[Figure record extracts]
┌────────

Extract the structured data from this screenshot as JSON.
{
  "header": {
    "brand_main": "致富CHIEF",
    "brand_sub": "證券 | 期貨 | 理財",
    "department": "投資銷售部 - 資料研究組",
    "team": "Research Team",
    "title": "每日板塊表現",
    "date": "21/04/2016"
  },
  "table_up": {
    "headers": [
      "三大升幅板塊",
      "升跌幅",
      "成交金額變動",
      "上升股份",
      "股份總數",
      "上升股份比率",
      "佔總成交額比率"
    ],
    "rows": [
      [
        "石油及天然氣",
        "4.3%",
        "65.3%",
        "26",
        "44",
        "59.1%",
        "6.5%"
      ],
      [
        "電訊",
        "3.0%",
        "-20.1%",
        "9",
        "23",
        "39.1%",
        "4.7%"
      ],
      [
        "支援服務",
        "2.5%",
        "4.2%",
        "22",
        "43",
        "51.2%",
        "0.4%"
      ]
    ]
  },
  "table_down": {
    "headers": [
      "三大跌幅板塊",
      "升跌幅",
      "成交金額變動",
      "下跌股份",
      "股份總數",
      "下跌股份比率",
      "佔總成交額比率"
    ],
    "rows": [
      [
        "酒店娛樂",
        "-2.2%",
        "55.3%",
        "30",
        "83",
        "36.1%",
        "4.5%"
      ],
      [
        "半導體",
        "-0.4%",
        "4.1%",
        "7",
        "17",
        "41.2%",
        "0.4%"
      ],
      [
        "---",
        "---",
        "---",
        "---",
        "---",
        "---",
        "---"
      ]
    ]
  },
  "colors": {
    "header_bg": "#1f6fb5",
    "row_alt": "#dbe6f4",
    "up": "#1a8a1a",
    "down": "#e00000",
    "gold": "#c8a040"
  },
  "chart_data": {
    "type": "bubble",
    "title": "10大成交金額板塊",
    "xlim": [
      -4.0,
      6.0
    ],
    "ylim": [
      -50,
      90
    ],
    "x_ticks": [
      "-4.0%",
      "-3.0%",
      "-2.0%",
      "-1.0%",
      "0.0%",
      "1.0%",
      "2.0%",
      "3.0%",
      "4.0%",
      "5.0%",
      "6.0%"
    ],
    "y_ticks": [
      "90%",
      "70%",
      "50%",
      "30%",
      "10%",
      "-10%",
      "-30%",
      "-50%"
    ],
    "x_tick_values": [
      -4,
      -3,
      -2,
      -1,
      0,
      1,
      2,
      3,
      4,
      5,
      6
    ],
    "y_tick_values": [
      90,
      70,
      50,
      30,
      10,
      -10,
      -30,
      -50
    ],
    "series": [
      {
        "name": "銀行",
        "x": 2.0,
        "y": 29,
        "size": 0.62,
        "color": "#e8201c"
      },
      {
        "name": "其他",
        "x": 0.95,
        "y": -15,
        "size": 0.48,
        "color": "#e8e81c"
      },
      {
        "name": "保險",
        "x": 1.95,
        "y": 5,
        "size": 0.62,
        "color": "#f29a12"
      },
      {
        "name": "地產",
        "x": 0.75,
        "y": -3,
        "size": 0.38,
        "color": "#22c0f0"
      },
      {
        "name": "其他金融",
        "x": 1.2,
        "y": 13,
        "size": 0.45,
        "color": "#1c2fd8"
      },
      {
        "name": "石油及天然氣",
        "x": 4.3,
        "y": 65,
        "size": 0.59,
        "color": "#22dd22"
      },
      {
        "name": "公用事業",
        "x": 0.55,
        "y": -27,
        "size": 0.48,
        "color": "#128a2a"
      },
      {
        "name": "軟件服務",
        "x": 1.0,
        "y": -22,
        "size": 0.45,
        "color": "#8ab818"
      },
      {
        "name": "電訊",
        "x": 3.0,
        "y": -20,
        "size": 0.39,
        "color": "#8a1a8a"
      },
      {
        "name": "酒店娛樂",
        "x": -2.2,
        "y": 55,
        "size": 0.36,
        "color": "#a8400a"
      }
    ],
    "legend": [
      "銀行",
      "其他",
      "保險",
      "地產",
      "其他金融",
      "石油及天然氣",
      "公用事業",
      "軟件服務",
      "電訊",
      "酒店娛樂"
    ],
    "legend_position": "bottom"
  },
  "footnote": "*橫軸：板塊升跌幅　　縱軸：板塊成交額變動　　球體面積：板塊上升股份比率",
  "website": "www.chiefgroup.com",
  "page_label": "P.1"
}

└────────

## EXERCISE INSTRUCTIONS
Retype all the records, matching them exactly.

## ANSWER TO THE EXERCISE
Extract the structured data from this screenshot as JSON.
{
  "header": {
    "brand_main": "致富CHIEF",
    "brand_sub": "證券 | 期貨 | 理財",
    "department": "投資銷售部 - 資料研究組",
    "team": "Research Team",
    "title": "每日板塊表現",
    "date": "21/04/2016"
  },
  "table_up": {
    "headers": [
      "三大升幅板塊",
      "升跌幅",
      "成交金額變動",
      "上升股份",
      "股份總數",
      "上升股份比率",
      "佔總成交額比率"
    ],
    "rows": [
      [
        "石油及天然氣",
        "4.3%",
        "65.3%",
        "26",
        "44",
        "59.1%",
        "6.5%"
      ],
      [
        "電訊",
        "3.0%",
        "-20.1%",
        "9",
        "23",
        "39.1%",
        "4.7%"
      ],
      [
        "支援服務",
        "2.5%",
        "4.2%",
        "22",
        "43",
        "51.2%",
        "0.4%"
      ]
    ]
  },
  "table_down": {
    "headers": [
      "三大跌幅板塊",
      "升跌幅",
      "成交金額變動",
      "下跌股份",
      "股份總數",
      "下跌股份比率",
      "佔總成交額比率"
    ],
    "rows": [
      [
        "酒店娛樂",
        "-2.2%",
        "55.3%",
        "30",
        "83",
        "36.1%",
        "4.5%"
      ],
      [
        "半導體",
        "-0.4%",
        "4.1%",
        "7",
        "17",
        "41.2%",
        "0.4%"
      ],
      [
        "---",
        "---",
        "---",
        "---",
        "---",
        "---",
        "---"
      ]
    ]
  },
  "colors": {
    "header_bg": "#1f6fb5",
    "row_alt": "#dbe6f4",
    "up": "#1a8a1a",
    "down": "#e00000",
    "gold": "#c8a040"
  },
  "chart_data": {
    "type": "bubble",
    "title": "10大成交金額板塊",
    "xlim": [
      -4.0,
      6.0
    ],
    "ylim": [
      -50,
      90
    ],
    "x_ticks": [
      "-4.0%",
      "-3.0%",
      "-2.0%",
      "-1.0%",
      "0.0%",
      "1.0%",
      "2.0%",
      "3.0%",
      "4.0%",
      "5.0%",
      "6.0%"
    ],
    "y_ticks": [
      "90%",
      "70%",
      "50%",
      "30%",
      "10%",
      "-10%",
      "-30%",
      "-50%"
    ],
    "x_tick_values": [
      -4,
      -3,
      -2,
      -1,
      0,
      1,
      2,
      3,
      4,
      5,
      6
    ],
    "y_tick_values": [
      90,
      70,
      50,
      30,
      10,
      -10,
      -30,
      -50
    ],
    "series": [
      {
        "name": "銀行",
        "x": 2.0,
        "y": 29,
        "size": 0.62,
        "color": "#e8201c"
      },
      {
        "name": "其他",
        "x": 0.95,
        "y": -15,
        "size": 0.48,
        "color": "#e8e81c"
      },
      {
        "name": "保險",
        "x": 1.95,
        "y": 5,
        "size": 0.62,
        "color": "#f29a12"
      },
      {
        "name": "地產",
        "x": 0.75,
        "y": -3,
        "size": 0.38,
        "color": "#22c0f0"
      },
      {
        "name": "其他金融",
        "x": 1.2,
        "y": 13,
        "size": 0.45,
        "color": "#1c2fd8"
      },
      {
        "name": "石油及天然氣",
        "x": 4.3,
        "y": 65,
        "size": 0.59,
        "color": "#22dd22"
      },
      {
        "name": "公用事業",
        "x": 0.55,
        "y": -27,
        "size": 0.48,
        "color": "#128a2a"
      },
      {
        "name": "軟件服務",
        "x": 1.0,
        "y": -22,
        "size": 0.45,
        "color": "#8ab818"
      },
      {
        "name": "電訊",
        "x": 3.0,
        "y": -20,
        "size": 0.39,
        "color": "#8a1a8a"
      },
      {
        "name": "酒店娛樂",
        "x": -2.2,
        "y": 55,
        "size": 0.36,
        "color": "#a8400a"
      }
    ],
    "legend": [
      "銀行",
      "其他",
      "保險",
      "地產",
      "其他金融",
      "石油及天然氣",
      "公用事業",
      "軟件服務",
      "電訊",
      "酒店娛樂"
    ],
    "legend_position": "bottom"
  },
  "footnote": "*橫軸：板塊升跌幅　　縱軸：板塊成交額變動　　球體面積：板塊上升股份比率",
  "website": "www.chiefgroup.com",
  "page_label": "P.1"
}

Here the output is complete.